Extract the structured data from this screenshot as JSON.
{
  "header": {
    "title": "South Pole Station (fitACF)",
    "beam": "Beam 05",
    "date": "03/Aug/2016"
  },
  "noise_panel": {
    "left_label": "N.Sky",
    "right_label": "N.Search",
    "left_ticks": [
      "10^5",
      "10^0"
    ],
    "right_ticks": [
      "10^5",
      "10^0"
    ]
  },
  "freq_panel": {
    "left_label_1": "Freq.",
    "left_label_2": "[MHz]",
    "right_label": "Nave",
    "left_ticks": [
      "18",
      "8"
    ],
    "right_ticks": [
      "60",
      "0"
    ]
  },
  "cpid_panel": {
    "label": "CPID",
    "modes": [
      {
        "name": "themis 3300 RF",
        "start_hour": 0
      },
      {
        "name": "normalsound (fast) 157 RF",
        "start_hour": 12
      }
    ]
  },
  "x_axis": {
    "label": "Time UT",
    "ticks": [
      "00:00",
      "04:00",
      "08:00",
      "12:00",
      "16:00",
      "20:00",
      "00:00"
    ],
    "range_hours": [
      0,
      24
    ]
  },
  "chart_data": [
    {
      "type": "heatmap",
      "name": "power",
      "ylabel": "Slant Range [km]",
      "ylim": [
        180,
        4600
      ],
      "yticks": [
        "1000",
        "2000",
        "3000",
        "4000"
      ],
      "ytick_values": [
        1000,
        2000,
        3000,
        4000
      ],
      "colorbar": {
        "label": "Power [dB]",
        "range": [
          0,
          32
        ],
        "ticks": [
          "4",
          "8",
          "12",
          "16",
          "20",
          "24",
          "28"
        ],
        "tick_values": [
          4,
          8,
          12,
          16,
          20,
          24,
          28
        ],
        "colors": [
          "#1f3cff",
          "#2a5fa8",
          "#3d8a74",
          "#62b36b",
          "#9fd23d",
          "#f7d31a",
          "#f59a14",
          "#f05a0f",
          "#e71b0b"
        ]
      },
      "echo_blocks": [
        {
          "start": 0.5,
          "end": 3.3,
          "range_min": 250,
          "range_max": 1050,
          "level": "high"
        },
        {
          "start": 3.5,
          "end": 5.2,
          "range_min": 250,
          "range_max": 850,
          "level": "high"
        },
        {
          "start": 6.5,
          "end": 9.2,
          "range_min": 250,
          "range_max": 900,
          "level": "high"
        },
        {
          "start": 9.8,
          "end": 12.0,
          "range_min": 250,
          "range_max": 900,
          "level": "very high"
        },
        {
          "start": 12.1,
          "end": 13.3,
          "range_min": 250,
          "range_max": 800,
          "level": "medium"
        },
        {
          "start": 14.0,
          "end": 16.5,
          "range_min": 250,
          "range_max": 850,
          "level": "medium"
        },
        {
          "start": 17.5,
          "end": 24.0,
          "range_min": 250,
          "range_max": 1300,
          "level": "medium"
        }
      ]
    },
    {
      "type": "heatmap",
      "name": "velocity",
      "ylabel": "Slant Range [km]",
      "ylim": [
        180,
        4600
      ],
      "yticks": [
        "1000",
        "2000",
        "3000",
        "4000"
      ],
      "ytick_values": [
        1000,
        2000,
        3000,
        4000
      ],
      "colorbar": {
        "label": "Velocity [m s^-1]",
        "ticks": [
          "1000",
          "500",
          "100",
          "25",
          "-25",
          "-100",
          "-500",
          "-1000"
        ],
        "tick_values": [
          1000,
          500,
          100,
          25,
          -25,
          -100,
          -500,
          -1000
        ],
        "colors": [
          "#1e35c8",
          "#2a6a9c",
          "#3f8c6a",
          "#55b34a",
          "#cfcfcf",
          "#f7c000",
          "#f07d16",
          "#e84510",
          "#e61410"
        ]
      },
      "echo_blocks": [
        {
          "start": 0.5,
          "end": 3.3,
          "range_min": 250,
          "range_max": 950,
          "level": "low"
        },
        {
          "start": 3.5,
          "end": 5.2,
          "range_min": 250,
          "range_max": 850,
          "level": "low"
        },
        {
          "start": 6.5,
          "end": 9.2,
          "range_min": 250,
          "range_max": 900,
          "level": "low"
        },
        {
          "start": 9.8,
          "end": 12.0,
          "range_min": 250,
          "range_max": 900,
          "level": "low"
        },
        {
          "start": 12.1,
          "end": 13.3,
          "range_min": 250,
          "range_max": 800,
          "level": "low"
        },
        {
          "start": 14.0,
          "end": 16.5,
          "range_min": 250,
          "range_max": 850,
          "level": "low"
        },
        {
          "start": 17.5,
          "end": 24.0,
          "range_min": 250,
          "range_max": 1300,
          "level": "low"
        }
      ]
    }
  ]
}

-=-=-=-=-

Short exercise
Copy every line verbatim.

Solution to this task
Extract the structured data from this screenshot as JSON.
{
  "header": {
    "title": "South Pole Station (fitACF)",
    "beam": "Beam 05",
    "date": "03/Aug/2016"
  },
  "noise_panel": {
    "left_label": "N.Sky",
    "right_label": "N.Search",
    "left_ticks": [
      "10^5",
      "10^0"
    ],
    "right_ticks": [
      "10^5",
      "10^0"
    ]
  },
  "freq_panel": {
    "left_label_1": "Freq.",
    "left_label_2": "[MHz]",
    "right_label": "Nave",
    "left_ticks": [
      "18",
      "8"
    ],
    "right_ticks": [
      "60",
      "0"
    ]
  },
  "cpid_panel": {
    "label": "CPID",
    "modes": [
      {
        "name": "themis 3300 RF",
        "start_hour": 0
      },
      {
        "name": "normalsound (fast) 157 RF",
        "start_hour": 12
      }
    ]
  },
  "x_axis": {
    "label": "Time UT",
    "ticks": [
      "00:00",
      "04:00",
      "08:00",
      "12:00",
      "16:00",
      "20:00",
      "00:00"
    ],
    "range_hours": [
      0,
      24
    ]
  },
  "chart_data": [
    {
      "type": "heatmap",
      "name": "power",
      "ylabel": "Slant Range [km]",
      "ylim": [
        180,
        4600
      ],
      "yticks": [
        "1000",
        "2000",
        "3000",
        "4000"
      ],
      "ytick_values": [
        1000,
        2000,
        3000,
        4000
      ],
      "colorbar": {
        "label": "Power [dB]",
        "range": [
          0,
          32
        ],
        "ticks": [
          "4",
          "8",
          "12",
          "16",
          "20",
          "24",
          "28"
        ],
        "tick_values": [
          4,
          8,
          12,
          16,
          20,
          24,
          28
        ],
        "colors": [
          "#1f3cff",
          "#2a5fa8",
          "#3d8a74",
          "#62b36b",
          "#9fd23d",
          "#f7d31a",
          "#f59a14",
          "#f05a0f",
          "#e71b0b"
        ]
      },
      "echo_blocks": [
        {
          "start": 0.5,
          "end": 3.3,
          "range_min": 250,
          "range_max": 1050,
          "level": "high"
        },
        {
          "start": 3.5,
          "end": 5.2,
          "range_min": 250,
          "range_max": 850,
          "level": "high"
        },
        {
          "start": 6.5,
          "end": 9.2,
          "range_min": 250,
          "range_max": 900,
          "level": "high"
        },
        {
          "start": 9.8,
          "end": 12.0,
          "range_min": 250,
          "range_max": 900,
          "level": "very high"
        },
        {
          "start": 12.1,
          "end": 13.3,
          "range_min": 250,
          "range_max": 800,
          "level": "medium"
        },
        {
          "start": 14.0,
          "end": 16.5,
          "range_min": 250,
          "range_max": 850,
          "level": "medium"
        },
        {
          "start": 17.5,
          "end": 24.0,
          "range_min": 250,
          "range_max": 1300,
          "level": "medium"
        }
      ]
    },
    {
      "type": "heatmap",
      "name": "velocity",
      "ylabel": "Slant Range [km]",
      "ylim": [
        180,
        4600
      ],
      "yticks": [
        "1000",
        "2000",
        "3000",
        "4000"
      ],
      "ytick_values": [
        1000,
        2000,
        3000,
        4000
      ],
      "colorbar": {
        "label": "Velocity [m s^-1]",
        "ticks": [
          "1000",
          "500",
          "100",
          "25",
          "-25",
          "-100",
          "-500",
          "-1000"
        ],
        "tick_values": [
          1000,
          500,
          100,
          25,
          -25,
          -100,
          -500,
          -1000
        ],
        "colors": [
          "#1e35c8",
          "#2a6a9c",
          "#3f8c6a",
          "#55b34a",
          "#cfcfcf",
          "#f7c000",
          "#f07d16",
          "#e84510",
          "#e61410"
        ]
      },
      "echo_blocks": [
        {
          "start": 0.5,
          "end": 3.3,
          "range_min": 250,
          "range_max": 950,
          "level": "low"
        },
        {
          "start": 3.5,
          "end": 5.2,
          "range_min": 250,
          "range_max": 850,
          "level": "low"
        },
        {
          "start": 6.5,
          "end": 9.2,
          "range_min": 250,
          "range_max": 900,
          "level": "low"
        },
        {
          "start": 9.8,
          "end": 12.0,
          "range_min": 250,
          "range_max": 900,
          "level": "low"
        },
        {
          "start": 12.1,
          "end": 13.3,
          "range_min": 250,
          "range_max": 800,
          "level": "low"
        },
        {
          "start": 14.0,
          "end": 16.5,
          "range_min": 250,
          "range_max": 850,
          "level": "low"
        },
        {
          "start": 17.5,
          "end": 24.0,
          "range_min": 250,
          "range_max": 1300,
          "level": "low"
        }
      ]
    }
  ]
}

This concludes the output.